**WHAT IS BEING ASKED**. Work out how many lines in the listing below include the word "using"; answer with the number alone.

[Saved entries]
* begin *
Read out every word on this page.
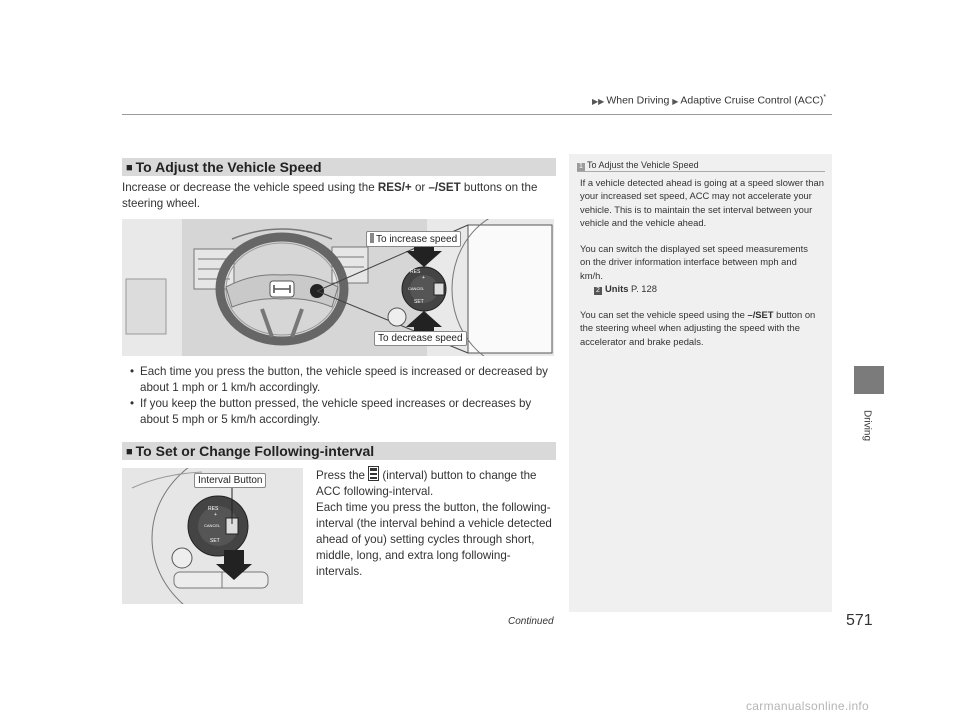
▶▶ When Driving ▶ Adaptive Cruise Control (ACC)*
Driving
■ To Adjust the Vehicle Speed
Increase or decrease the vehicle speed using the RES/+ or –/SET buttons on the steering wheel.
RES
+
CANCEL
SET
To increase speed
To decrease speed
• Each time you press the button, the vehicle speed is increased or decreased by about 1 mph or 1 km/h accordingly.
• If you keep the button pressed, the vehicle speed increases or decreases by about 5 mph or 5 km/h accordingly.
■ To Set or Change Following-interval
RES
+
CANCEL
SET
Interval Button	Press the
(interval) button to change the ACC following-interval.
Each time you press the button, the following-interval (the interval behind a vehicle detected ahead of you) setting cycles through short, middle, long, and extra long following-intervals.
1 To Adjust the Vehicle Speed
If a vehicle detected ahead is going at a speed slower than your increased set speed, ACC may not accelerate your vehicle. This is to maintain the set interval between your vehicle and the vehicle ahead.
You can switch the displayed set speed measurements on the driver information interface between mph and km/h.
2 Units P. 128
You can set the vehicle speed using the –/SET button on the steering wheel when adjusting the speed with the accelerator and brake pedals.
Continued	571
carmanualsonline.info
* end *
**THE SOLUTION**. 2